What needs to be done: From the entries below, list each line with "this".
·····
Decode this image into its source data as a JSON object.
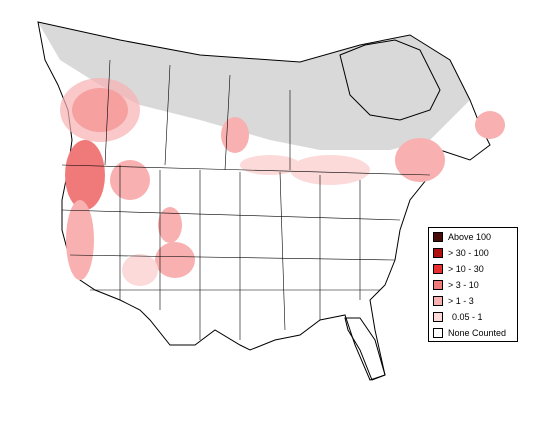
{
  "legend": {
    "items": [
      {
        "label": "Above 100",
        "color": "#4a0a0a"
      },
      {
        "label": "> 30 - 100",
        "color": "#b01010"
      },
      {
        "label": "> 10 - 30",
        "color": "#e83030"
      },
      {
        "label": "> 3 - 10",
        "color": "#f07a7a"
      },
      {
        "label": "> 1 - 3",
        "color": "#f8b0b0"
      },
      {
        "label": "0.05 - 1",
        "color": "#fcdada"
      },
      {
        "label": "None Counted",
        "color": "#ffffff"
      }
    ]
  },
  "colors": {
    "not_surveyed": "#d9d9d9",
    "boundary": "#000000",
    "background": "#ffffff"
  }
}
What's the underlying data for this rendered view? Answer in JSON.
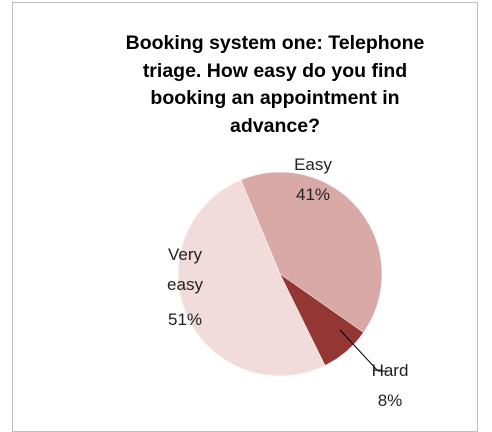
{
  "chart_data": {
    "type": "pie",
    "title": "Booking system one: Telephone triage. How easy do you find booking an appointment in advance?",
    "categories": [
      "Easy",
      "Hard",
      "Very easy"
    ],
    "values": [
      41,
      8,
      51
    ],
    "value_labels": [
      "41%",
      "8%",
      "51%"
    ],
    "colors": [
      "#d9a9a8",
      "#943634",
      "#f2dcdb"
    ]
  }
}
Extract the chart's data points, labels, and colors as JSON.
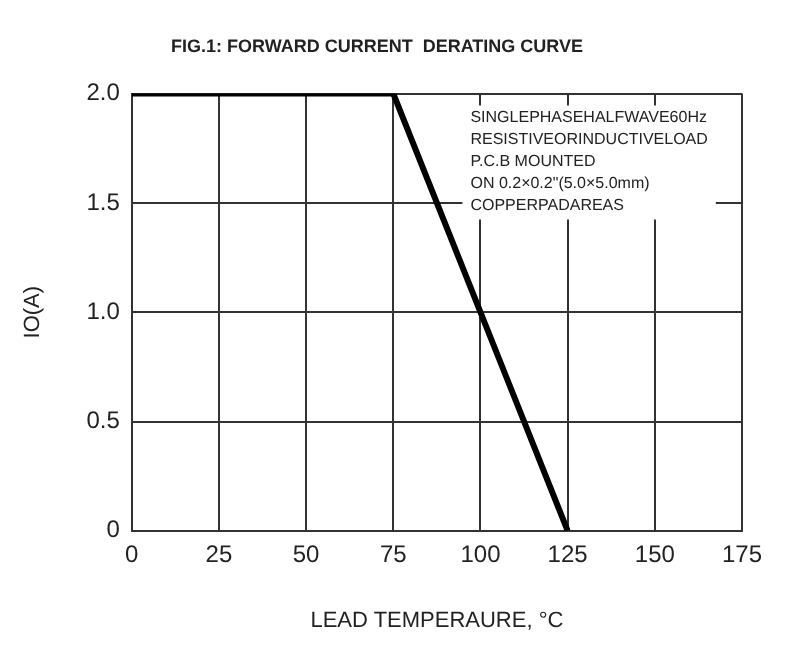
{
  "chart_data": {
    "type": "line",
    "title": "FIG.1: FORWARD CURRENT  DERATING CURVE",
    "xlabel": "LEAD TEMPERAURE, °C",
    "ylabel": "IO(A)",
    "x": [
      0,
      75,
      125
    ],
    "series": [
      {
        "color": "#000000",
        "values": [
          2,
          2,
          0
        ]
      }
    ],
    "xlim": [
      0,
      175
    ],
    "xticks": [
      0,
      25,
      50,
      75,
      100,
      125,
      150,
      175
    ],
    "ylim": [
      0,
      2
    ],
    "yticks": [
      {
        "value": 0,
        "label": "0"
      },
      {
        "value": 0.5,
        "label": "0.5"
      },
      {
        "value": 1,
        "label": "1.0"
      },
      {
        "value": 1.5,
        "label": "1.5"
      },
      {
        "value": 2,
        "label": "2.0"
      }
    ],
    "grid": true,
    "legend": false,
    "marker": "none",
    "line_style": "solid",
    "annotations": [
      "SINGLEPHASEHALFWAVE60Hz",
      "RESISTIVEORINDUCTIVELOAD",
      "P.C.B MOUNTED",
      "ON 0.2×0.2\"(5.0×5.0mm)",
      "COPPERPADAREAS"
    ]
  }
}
·····
Output of the exercise:
Decode this image into its source data as a JSON object.
What's the underlying data for this rendered view? Answer in JSON.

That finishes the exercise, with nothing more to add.